### Extracted text:
......

Barbara Dennerlein (born 25 September 1964 in Munich) is a German jazz organist. She has achieved particular critical acclaim for using the bass pedalboard on a Hammond organ and for integrating synthesizer sounds onto the instrument, and was described by critic Ron Wynn as "the most interesting jazz organist to emerge during the 1980s".

Career

Early years
Dennerlein was born and grew up in Munich, Germany. She began playing the organ aged 11 after receiving a small Hohner instrument for Christmas. She was encouraged by her grandfather to learn a musical instrument, and her parents were both jazz enthusiasts. She took formal lessons for two years under the instruction of Paul Greisl, who had a Hammond B-3. She immediately became interested in the instrument and that it contained a bass pedalboard, unlike her Hohner. After some searching, since the instrument was then out of production, she acquired her own Hammond aged 13 from her parents. She began to play concerts aged 14, and the following year, she played in a jazz club for the first time. When leading her own bands, Dennerlein was often the youngest musician in the group, and she learned to cooperate with more experienced musicians. Her local reputation as the "Organ tornado from Munich" spread after her first TV appearances in 1982.

......

### Record excerpts:
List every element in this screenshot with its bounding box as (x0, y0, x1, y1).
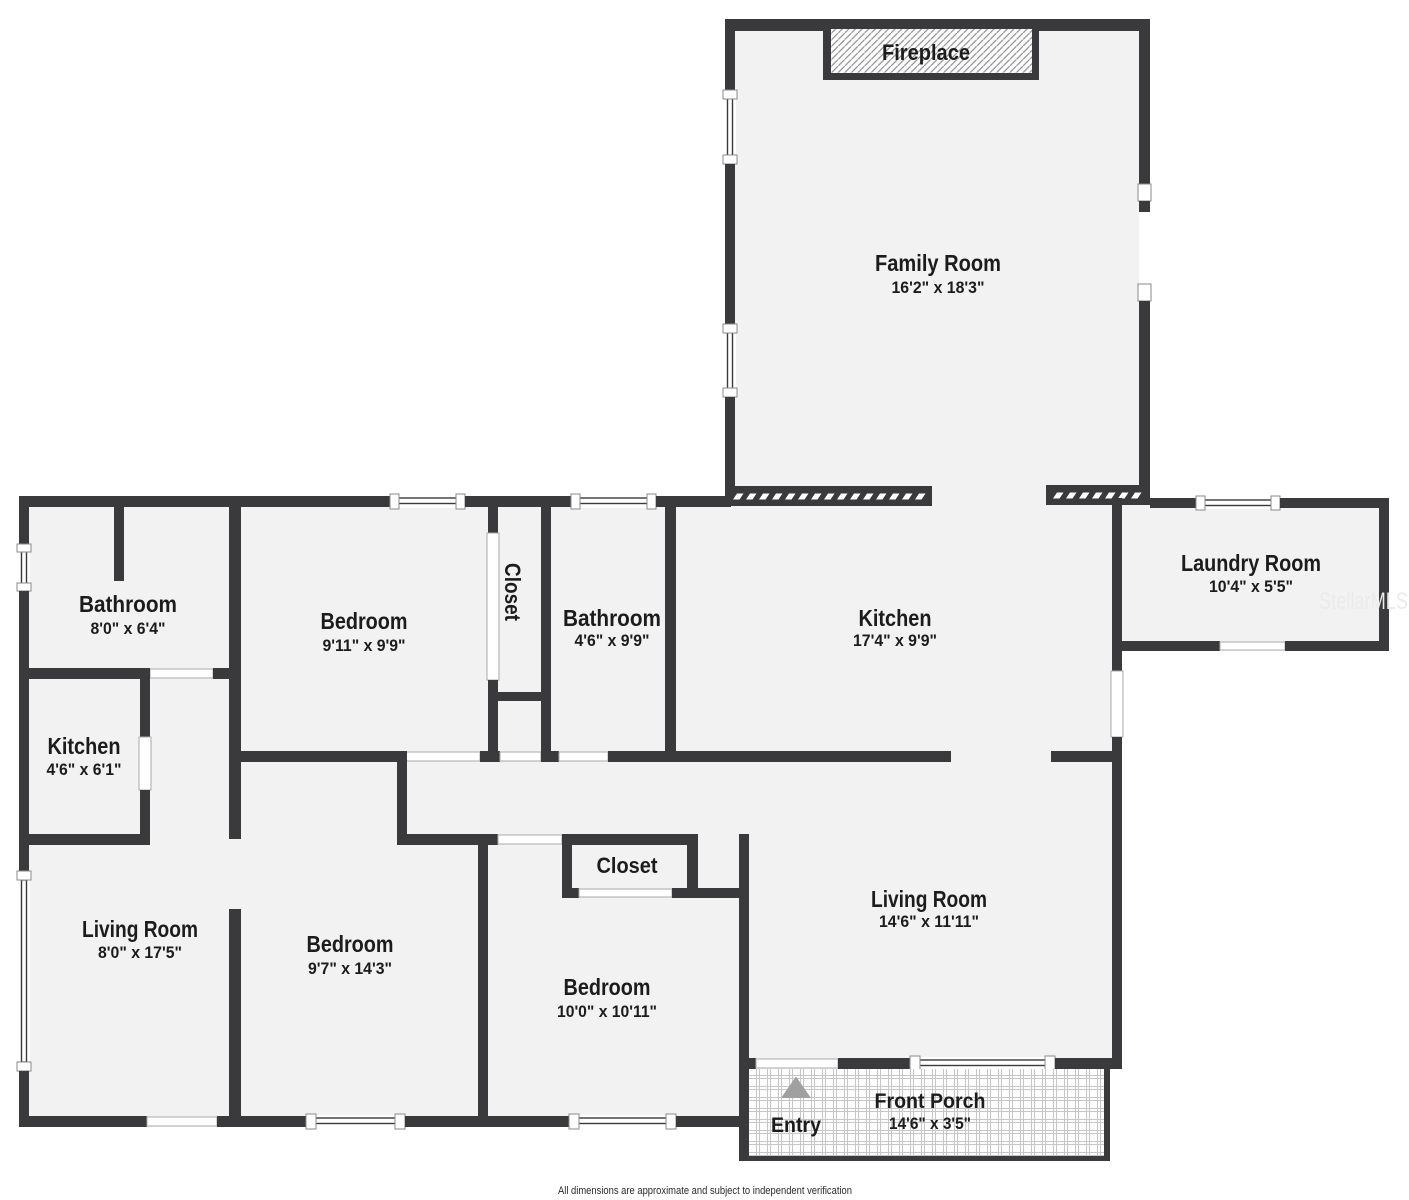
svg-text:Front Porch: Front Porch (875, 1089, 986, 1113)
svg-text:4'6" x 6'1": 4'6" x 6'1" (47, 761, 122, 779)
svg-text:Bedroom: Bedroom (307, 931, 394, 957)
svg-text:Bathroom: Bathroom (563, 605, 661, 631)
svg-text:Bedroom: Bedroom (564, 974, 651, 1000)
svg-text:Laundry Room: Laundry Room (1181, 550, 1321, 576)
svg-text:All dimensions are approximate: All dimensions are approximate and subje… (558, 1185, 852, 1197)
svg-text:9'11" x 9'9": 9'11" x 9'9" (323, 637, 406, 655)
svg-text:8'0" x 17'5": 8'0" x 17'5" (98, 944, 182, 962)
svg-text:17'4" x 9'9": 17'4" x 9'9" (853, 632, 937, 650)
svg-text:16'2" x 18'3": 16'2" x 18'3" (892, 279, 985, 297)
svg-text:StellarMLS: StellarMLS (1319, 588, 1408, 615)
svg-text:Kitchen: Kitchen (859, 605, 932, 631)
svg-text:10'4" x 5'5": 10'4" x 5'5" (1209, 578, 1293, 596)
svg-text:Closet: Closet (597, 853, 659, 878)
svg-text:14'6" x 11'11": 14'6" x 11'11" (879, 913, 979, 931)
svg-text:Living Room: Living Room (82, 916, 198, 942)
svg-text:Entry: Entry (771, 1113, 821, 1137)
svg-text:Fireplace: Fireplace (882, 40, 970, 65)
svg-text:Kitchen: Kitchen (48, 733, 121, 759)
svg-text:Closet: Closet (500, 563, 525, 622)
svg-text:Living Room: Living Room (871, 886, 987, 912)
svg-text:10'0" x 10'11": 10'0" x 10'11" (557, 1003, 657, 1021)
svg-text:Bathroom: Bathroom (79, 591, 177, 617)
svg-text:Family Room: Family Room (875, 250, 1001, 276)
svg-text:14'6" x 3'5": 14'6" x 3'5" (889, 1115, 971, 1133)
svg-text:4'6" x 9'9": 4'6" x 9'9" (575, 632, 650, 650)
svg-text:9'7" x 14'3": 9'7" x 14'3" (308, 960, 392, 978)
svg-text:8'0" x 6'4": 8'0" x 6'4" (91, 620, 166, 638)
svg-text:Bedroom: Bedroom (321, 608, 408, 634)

......

### What to produce:
Answer these about the text on Barbara Dennerlein:
1. Which critic called her "the most interesting jazz organist to emerge during the 1980s"?
2. What instrument did she receive for Christmas?
3. In what year were her first TV appearances?
The records are material apart from the text on Barbara Dennerlein.

### Solution for this exercise:
1. Ron Wynn
2. A small Hohner organ
3. 1982